* **Exercise**
Give a count of the lines below that have the string "JSON" in them, with no other words.

Records contained in a dataset
==============================

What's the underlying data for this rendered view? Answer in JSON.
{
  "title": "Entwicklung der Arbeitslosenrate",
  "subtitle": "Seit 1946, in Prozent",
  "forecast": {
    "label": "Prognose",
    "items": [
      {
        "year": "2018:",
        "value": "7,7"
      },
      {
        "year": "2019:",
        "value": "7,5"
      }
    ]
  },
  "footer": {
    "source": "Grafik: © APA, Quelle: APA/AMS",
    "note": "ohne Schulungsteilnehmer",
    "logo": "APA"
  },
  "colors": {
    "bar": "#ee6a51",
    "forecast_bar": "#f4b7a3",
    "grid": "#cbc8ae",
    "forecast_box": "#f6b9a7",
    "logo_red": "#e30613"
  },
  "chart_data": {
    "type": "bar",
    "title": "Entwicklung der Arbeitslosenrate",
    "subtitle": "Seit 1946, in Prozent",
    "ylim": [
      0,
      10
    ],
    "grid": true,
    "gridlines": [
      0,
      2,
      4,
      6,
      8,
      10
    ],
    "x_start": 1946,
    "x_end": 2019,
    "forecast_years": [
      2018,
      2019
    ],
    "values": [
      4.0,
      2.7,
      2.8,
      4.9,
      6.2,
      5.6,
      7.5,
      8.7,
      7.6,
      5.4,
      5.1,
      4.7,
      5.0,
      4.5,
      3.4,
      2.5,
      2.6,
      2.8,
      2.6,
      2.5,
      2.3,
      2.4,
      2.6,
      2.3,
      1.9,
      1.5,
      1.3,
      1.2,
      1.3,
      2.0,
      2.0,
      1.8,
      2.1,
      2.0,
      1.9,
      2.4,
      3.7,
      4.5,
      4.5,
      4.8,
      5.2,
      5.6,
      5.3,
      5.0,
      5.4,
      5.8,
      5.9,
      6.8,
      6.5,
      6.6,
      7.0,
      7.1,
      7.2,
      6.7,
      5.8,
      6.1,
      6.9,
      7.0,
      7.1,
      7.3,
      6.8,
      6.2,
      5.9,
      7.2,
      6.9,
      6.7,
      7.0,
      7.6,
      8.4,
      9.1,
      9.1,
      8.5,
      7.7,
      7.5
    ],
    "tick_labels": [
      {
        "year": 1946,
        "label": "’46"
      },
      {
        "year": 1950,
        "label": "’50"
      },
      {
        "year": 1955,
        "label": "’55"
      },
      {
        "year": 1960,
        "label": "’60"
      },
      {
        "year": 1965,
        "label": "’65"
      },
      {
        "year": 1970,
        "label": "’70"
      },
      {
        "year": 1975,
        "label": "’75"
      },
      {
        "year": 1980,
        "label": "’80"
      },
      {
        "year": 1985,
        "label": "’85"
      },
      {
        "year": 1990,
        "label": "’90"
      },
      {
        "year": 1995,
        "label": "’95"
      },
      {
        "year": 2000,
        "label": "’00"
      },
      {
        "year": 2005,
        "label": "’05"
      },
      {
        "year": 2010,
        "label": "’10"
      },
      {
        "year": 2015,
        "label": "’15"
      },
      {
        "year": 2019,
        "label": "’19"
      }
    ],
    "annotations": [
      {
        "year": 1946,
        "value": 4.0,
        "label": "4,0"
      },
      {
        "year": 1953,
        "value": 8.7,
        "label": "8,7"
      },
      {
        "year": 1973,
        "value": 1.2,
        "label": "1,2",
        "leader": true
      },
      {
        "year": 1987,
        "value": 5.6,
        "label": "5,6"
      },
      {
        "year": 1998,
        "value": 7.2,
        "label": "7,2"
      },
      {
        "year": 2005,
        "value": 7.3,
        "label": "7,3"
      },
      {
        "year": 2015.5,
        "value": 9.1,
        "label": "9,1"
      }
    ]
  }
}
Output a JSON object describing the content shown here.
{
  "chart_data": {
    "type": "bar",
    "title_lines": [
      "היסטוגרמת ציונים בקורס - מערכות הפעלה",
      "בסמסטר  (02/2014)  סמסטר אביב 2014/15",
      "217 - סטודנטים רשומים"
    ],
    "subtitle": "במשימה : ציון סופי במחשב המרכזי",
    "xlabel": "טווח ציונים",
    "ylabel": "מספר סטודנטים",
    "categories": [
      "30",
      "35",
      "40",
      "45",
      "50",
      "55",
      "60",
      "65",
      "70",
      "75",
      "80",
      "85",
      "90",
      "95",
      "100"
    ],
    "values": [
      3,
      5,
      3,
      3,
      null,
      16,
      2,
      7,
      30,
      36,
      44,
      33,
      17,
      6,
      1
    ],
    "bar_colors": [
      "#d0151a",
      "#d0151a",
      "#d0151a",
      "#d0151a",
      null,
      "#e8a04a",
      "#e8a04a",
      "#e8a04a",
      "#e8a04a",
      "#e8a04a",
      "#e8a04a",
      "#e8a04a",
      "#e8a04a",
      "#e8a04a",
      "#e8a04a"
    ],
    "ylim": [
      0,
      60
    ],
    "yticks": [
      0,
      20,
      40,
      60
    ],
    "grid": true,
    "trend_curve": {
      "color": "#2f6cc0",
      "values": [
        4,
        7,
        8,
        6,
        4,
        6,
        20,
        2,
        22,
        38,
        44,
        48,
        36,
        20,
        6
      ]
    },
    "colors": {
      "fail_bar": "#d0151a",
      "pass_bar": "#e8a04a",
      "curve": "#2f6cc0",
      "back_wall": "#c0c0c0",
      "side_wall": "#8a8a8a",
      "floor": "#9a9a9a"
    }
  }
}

==============================

* **Reply to the exercise**
2